• [Text passage]
Well luckily the semester is at end, and the first thing I will do is read some suggestions ACM did. Re collect my thoughts and perhaps his suggestions + the books

I will have a less fragmented understanding of stuff

Right now I just want to solve 1a

So i can have an anchor point

a reference

of wtf is taking place

@ACuriousMind Kinda makes sense to go like this

ACM can you tell whether A^\mu which is not a spin 1 massless vector field (w/e other short name there is) is complex or real?

it is a spin-1 massless vector field

Each of the $A_\mu^a(x)$ is real.

@ACuriousMind but its excitations are not photons?

no

ok

@ACuriousMind how can you tell?

He has inside info

because I know what the phrase "gauge field of SU(3)" means :P

Good day evryone

@ACuriousMind I mean, isn't it the same as gauge field U(1), with the only difference the transformation that takes place?

@imbAF I don't know what you mean.

You claimed you haven't done non-Abelian gauge fields

same as = transformation that doesn't change the coordinates but the field value

so how could you possibly know anything about SU(N) gauge symmetry?

which is what U(1) local gauge transformation does

@ACuriousMind well because it's a gauge symmetry

@User198 No

first of all you would have to fix a definition of "Lie group" that also encompasses infinite-dimensional versions for that question to be meaningful

Than I am curious, what is the appropriate Lie group of the Poisson algebra.

@User198 Infinite-dimensional Lie algebras do not necessarily possess corresponding Lie groups

Ah

Ok thanks

a Lie group is a manifold and the theory of infinite dimensional manifolds is ill defined @User198

@User198 but u can consider a subset of Poisson algebra generators like rotations + translations+boosts. these form a finite dimensional Lie Group

u can also consider the Heisenberg algebra

@RyderRude Does that group have a name? That finite dimensional Lie group?

@User198 I wasn't finished ;) In any case, once you fix the definitions so that everything makes sense, some people call the corresponding group the quantomorphism group but it's not talked about a lot

@RyderRude What is its corresponding Lie group?

it is called Galilean group in Newtonian mech and Poincaire group in relativity @User198

these two are different groups

@ACuriousMind Thanks. Sounds cool.

the latter group is extremely important in QFT in flat spacetime

@RyderRude You're wrong, quite famously there is no Galilean group or algebra on phase space.

• [Things to do]
A - Answer these questions using the chat thread:
(i) Is each of the $A_\mu^a(x)$ real or complex?
(ii) What does RyderRude say the group is called in Newtonian mechanics?
(iii) What name do some people give the corresponding group, according to ACuriousMind?
B - Write out the part of the chat thread from "of wtf is taking" up to and including "are not photons?".

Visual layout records
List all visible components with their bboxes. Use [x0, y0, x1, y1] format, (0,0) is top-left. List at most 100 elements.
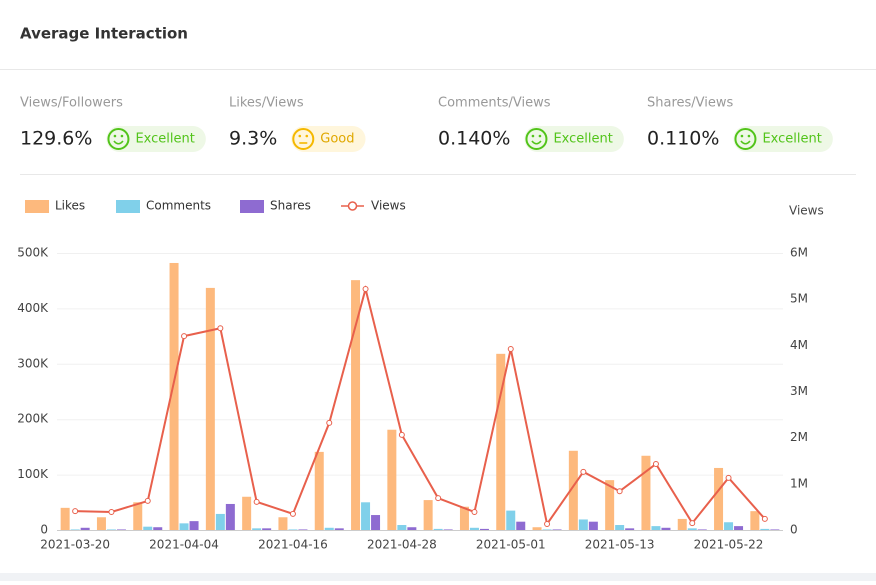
y-tick-label: 400K	[17, 301, 49, 315]
y2-tick-label: 1M	[790, 476, 808, 490]
bar	[70, 529, 80, 530]
bar	[371, 515, 381, 530]
bar	[387, 429, 397, 530]
bar	[189, 521, 199, 530]
bar	[298, 529, 308, 530]
views-point	[72, 508, 79, 515]
rating-text: Good	[320, 132, 354, 147]
y-tick-label: 100K	[17, 467, 49, 481]
legend-swatch	[25, 200, 49, 213]
x-tick-label: 2021-04-16	[258, 538, 328, 552]
bar	[169, 262, 179, 530]
y-tick-label: 200K	[17, 412, 49, 426]
legend-label: Likes	[55, 199, 85, 213]
y-tick-label: 300K	[17, 356, 49, 370]
card-title: Average Interaction	[20, 25, 188, 43]
legend-label: Shares	[270, 199, 311, 213]
rating-icon	[734, 128, 757, 150]
legend-marker	[347, 201, 358, 211]
bar	[459, 506, 469, 530]
bar	[588, 521, 598, 530]
x-tick-label: 2021-04-28	[367, 538, 437, 552]
y2-tick-label: 6M	[790, 246, 808, 260]
bar	[397, 525, 407, 530]
bar	[205, 287, 215, 530]
bar	[60, 507, 70, 530]
y2-tick-label: 5M	[790, 292, 808, 306]
bar	[734, 526, 744, 530]
rating-icon	[292, 128, 315, 150]
bar	[252, 528, 262, 530]
bar	[770, 529, 780, 530]
views-point	[253, 498, 260, 505]
rating-text: Excellent	[135, 132, 194, 147]
bar	[96, 517, 106, 530]
bar	[506, 510, 516, 530]
bar	[578, 519, 588, 530]
legend-swatch	[240, 200, 264, 213]
rating-icon-eye	[747, 134, 751, 138]
y2-tick-label: 3M	[790, 384, 808, 398]
views-line	[75, 285, 766, 527]
views-point	[362, 286, 369, 293]
bar	[687, 528, 697, 530]
rating-badge	[524, 126, 624, 152]
rating-icon-eye	[120, 134, 124, 138]
bar	[361, 502, 371, 530]
bar	[641, 455, 651, 530]
views-point	[217, 325, 224, 332]
rating-icon-eye	[305, 134, 309, 138]
views-point	[544, 520, 551, 527]
y2-axis-title: Views	[789, 204, 824, 218]
metric-label: Shares/Views	[647, 96, 734, 111]
x-tick-label: 2021-05-13	[585, 538, 655, 552]
bar	[714, 467, 724, 530]
metric-value: 0.140%	[438, 128, 510, 150]
bar	[116, 529, 126, 530]
metric-label: Comments/Views	[438, 96, 551, 111]
bar	[179, 523, 189, 530]
views-point	[616, 488, 623, 495]
views-point	[580, 468, 587, 475]
y-tick-label: 500K	[17, 246, 49, 260]
bar	[407, 527, 417, 530]
views-point	[181, 333, 188, 340]
bottom-strip	[0, 573, 876, 581]
bar	[542, 529, 552, 530]
bar	[552, 529, 562, 530]
metric-value: 0.110%	[647, 128, 719, 150]
views-point	[725, 474, 732, 481]
legend-swatch	[116, 200, 140, 213]
views-point	[689, 520, 696, 527]
rating-icon-mouth	[740, 140, 751, 145]
rating-icon-mouth	[113, 140, 124, 145]
rating-icon-eye	[531, 134, 535, 138]
bar	[651, 526, 661, 530]
bar	[615, 525, 625, 530]
rating-text: Excellent	[762, 132, 821, 147]
bar	[661, 527, 671, 530]
bar	[314, 451, 324, 530]
bar	[625, 528, 635, 530]
legend-label: Views	[371, 199, 406, 213]
rating-icon-eye	[740, 134, 744, 138]
metric-value: 129.6%	[20, 128, 92, 150]
views-point	[289, 510, 296, 517]
views-point	[435, 495, 442, 502]
bar	[433, 528, 443, 530]
bar	[516, 521, 526, 530]
y-tick-label: 0	[40, 523, 48, 537]
x-tick-label: 2021-04-04	[149, 538, 219, 552]
bar	[242, 496, 252, 530]
bar	[697, 529, 707, 530]
rating-badge	[733, 126, 833, 152]
views-point	[326, 419, 333, 426]
rating-icon-mouth	[531, 140, 542, 145]
metric-label: Likes/Views	[229, 96, 304, 111]
bar	[80, 527, 90, 530]
bar	[106, 529, 116, 530]
views-point	[761, 515, 768, 522]
views-point	[507, 346, 514, 353]
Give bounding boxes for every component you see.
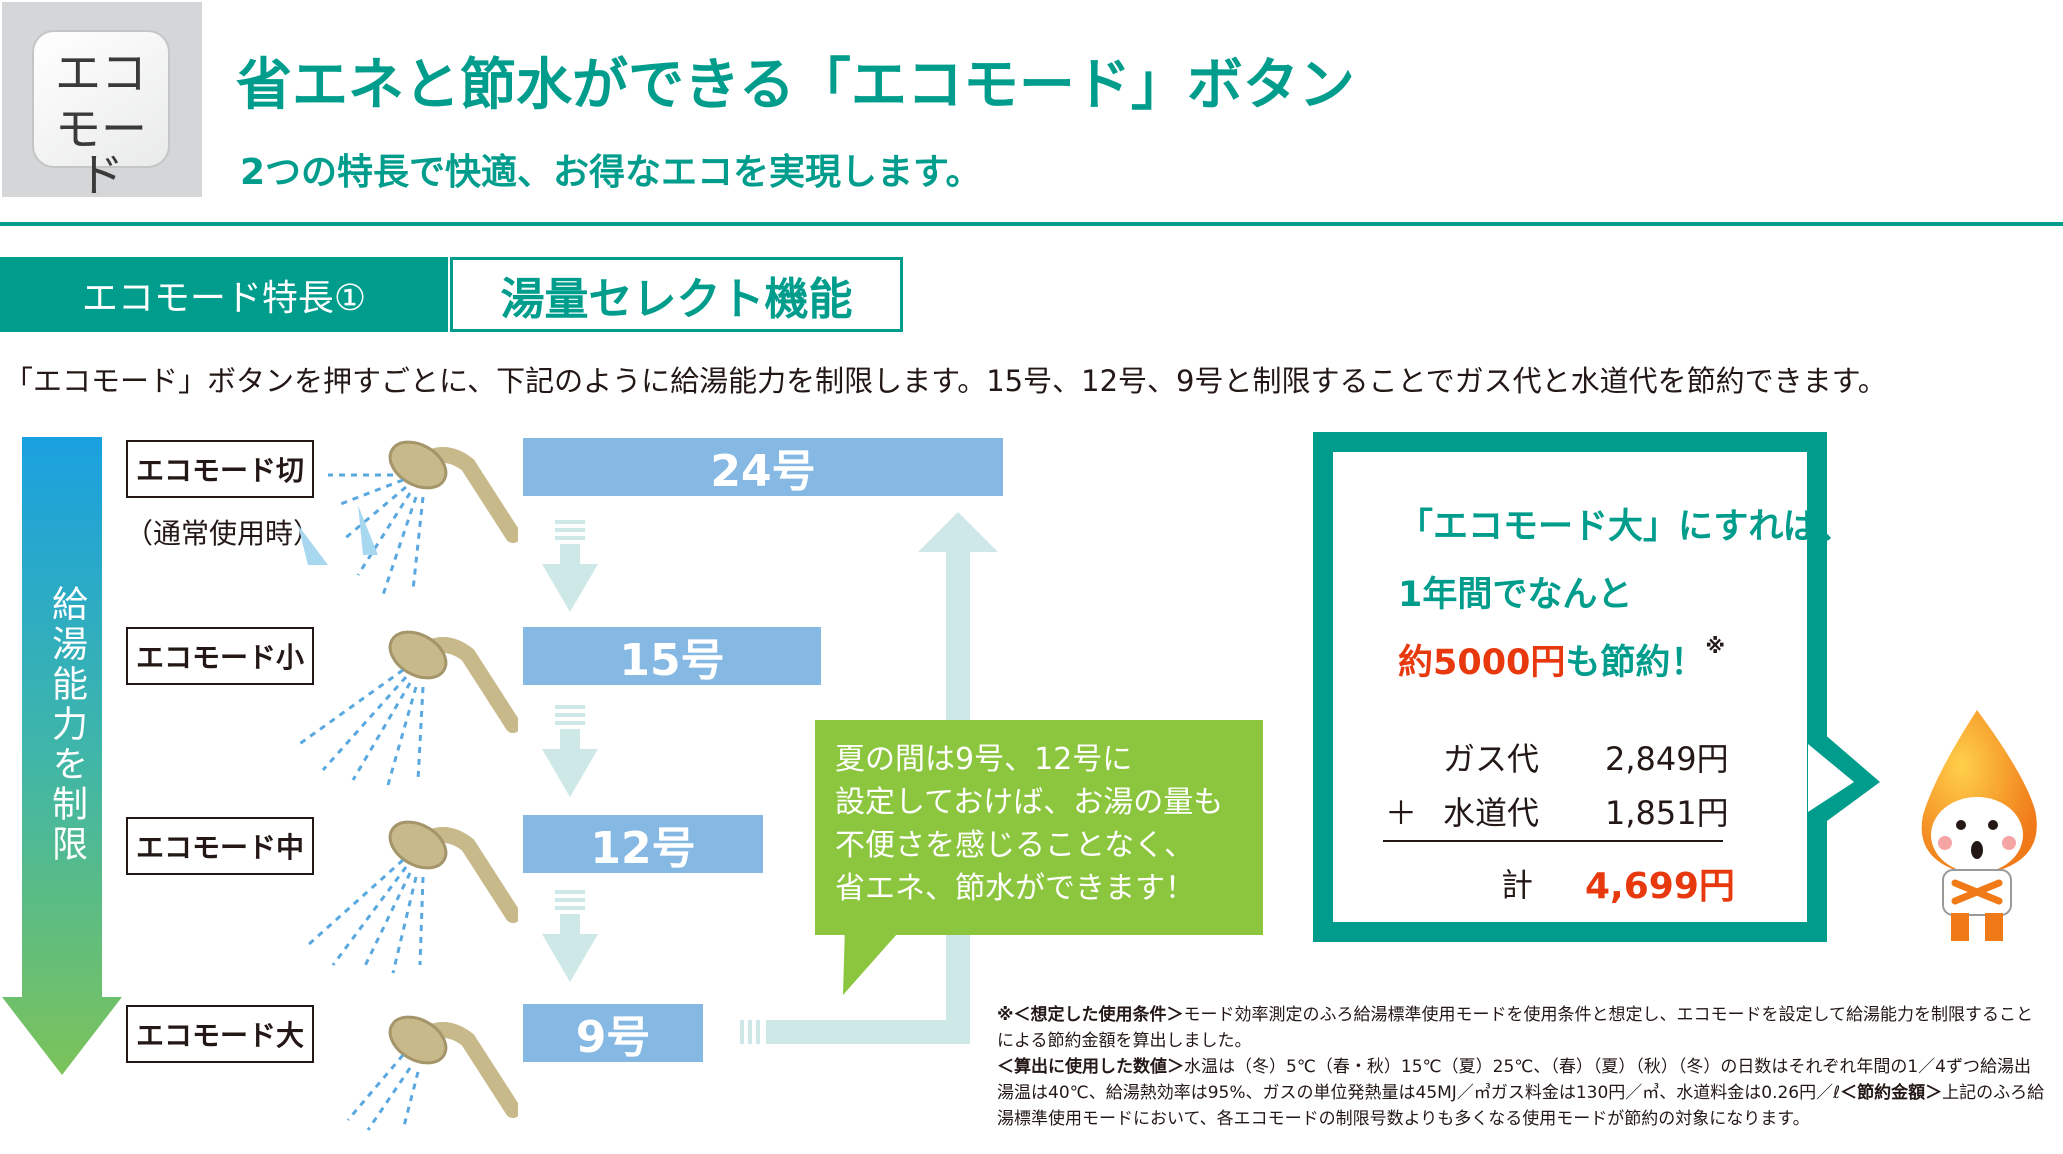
eco-button-text-2: モード xyxy=(55,102,147,202)
savings-line2: 1年間でなんと xyxy=(1398,575,1633,615)
capacity-bar-12: 12号 xyxy=(523,815,763,874)
savings-note-mark: ※ xyxy=(1705,634,1725,658)
note-1-body: モード効率測定のふろ給湯標準使用モードを使用条件と想定し、エコモードを設定して給… xyxy=(997,1005,2034,1051)
savings-box-tail xyxy=(1808,720,1880,835)
feature-description: 「エコモード」ボタンを押すごとに、下記のように給湯能力を制限します。15号、12… xyxy=(4,364,1887,398)
capacity-bar-15: 15号 xyxy=(523,627,821,686)
tip-line: 夏の間は9号、12号に xyxy=(835,742,1133,777)
down-arrow-3 xyxy=(542,890,598,982)
tip-line: 省エネ、節水ができます！ xyxy=(835,871,1195,906)
shower-icon-1 xyxy=(298,440,518,596)
header-divider xyxy=(0,222,2063,226)
capacity-limit-arrow xyxy=(2,437,122,1075)
note-3-head: ＜節約金額＞ xyxy=(1840,1083,1943,1103)
water-value: 1,851円 xyxy=(1605,794,1729,832)
page-title: 省エネと節水ができる「エコモード」ボタン xyxy=(236,53,1355,118)
mascot-character xyxy=(1921,710,2037,941)
water-label: 水道代 xyxy=(1443,794,1540,832)
plus-sign: ＋ xyxy=(1385,794,1418,832)
tip-bubble: 夏の間は9号、12号に 設定しておけば、お湯の量も 不便さを感じることなく、 省… xyxy=(815,720,1263,935)
eco-button-text-1: エコ xyxy=(55,46,147,100)
mode-medium-box: エコモード中 xyxy=(126,817,314,875)
savings-box: 「エコモード大」にすれば、 1年間でなんと 約5000円も節約！※ ガス代 2,… xyxy=(1313,432,1853,942)
note-3-body: 上記のふろ給湯標準使用モードにおいて、各エコモードの制限号数よりも多くなる使用モ… xyxy=(997,1083,2045,1129)
footnotes: ※＜想定した使用条件＞モード効率測定のふろ給湯標準使用モードを使用条件と想定し、… xyxy=(997,1002,2047,1132)
arrow-label: 給湯能力を制限 xyxy=(46,585,87,865)
tip-line: 不便さを感じることなく、 xyxy=(835,828,1195,863)
sum-line xyxy=(1383,840,1723,842)
mode-small-box: エコモード小 xyxy=(126,627,314,685)
capacity-bar-24: 24号 xyxy=(523,438,1003,497)
shower-illustrations xyxy=(297,440,518,1131)
eco-mode-button-face: エコ モード xyxy=(32,30,170,198)
note-1-head: ※＜想定した使用条件＞ xyxy=(997,1005,1184,1025)
shower-icon-3 xyxy=(306,820,518,974)
down-arrow-1 xyxy=(542,520,598,612)
total-value: 4,699円 xyxy=(1585,866,1735,907)
savings-line3: 約5000円も節約！※ xyxy=(1398,634,1725,685)
total-label: 計 xyxy=(1501,866,1534,904)
shower-icon-4 xyxy=(346,1015,518,1131)
mode-large-box: エコモード大 xyxy=(126,1005,314,1063)
mode-off-note: （通常使用時） xyxy=(125,517,322,550)
capacity-bar-9: 9号 xyxy=(523,1004,703,1063)
gas-value: 2,849円 xyxy=(1605,740,1729,778)
savings-line1: 「エコモード大」にすれば、 xyxy=(1398,507,1854,547)
tip-line: 設定しておけば、お湯の量も xyxy=(835,785,1224,820)
shower-icon-2 xyxy=(297,630,518,786)
page-subtitle: 2つの特長で快適、お得なエコを実現します。 xyxy=(240,152,982,193)
tip-bubble-tail xyxy=(843,925,905,995)
down-arrow-2 xyxy=(542,705,598,797)
eco-mode-button-image: エコ モード xyxy=(2,2,202,198)
note-2-head: ＜算出に使用した数値＞ xyxy=(997,1057,1184,1077)
mode-off-box: エコモード切 xyxy=(126,440,314,498)
feature-tab-name: 湯量セレクト機能 xyxy=(450,257,903,332)
savings-amount: 約5000円 xyxy=(1398,643,1566,683)
feature-tab-label: エコモード特長① xyxy=(0,257,448,332)
savings-suffix: も節約！ xyxy=(1565,643,1706,683)
gas-label: ガス代 xyxy=(1443,740,1540,778)
note-2-body: 水温は（冬）5℃（春・秋）15℃（夏）25℃、（春）（夏）（秋）（冬）の日数はそ… xyxy=(997,1057,2031,1103)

• [Results in order]
A -
(i) Real.
(ii) The Galilean group.
(iii) The quantomorphism group.

B -
of wtf is taking place

@ACuriousMind Kinda makes sense to go like this

ACM can you tell whether A^\mu which is not a spin 1 massless vector field (w/e other short name there is) is complex or real?

it is a spin-1 massless vector field

Each of the $A_\mu^a(x)$ is real.

@ACuriousMind but its excitations are not photons?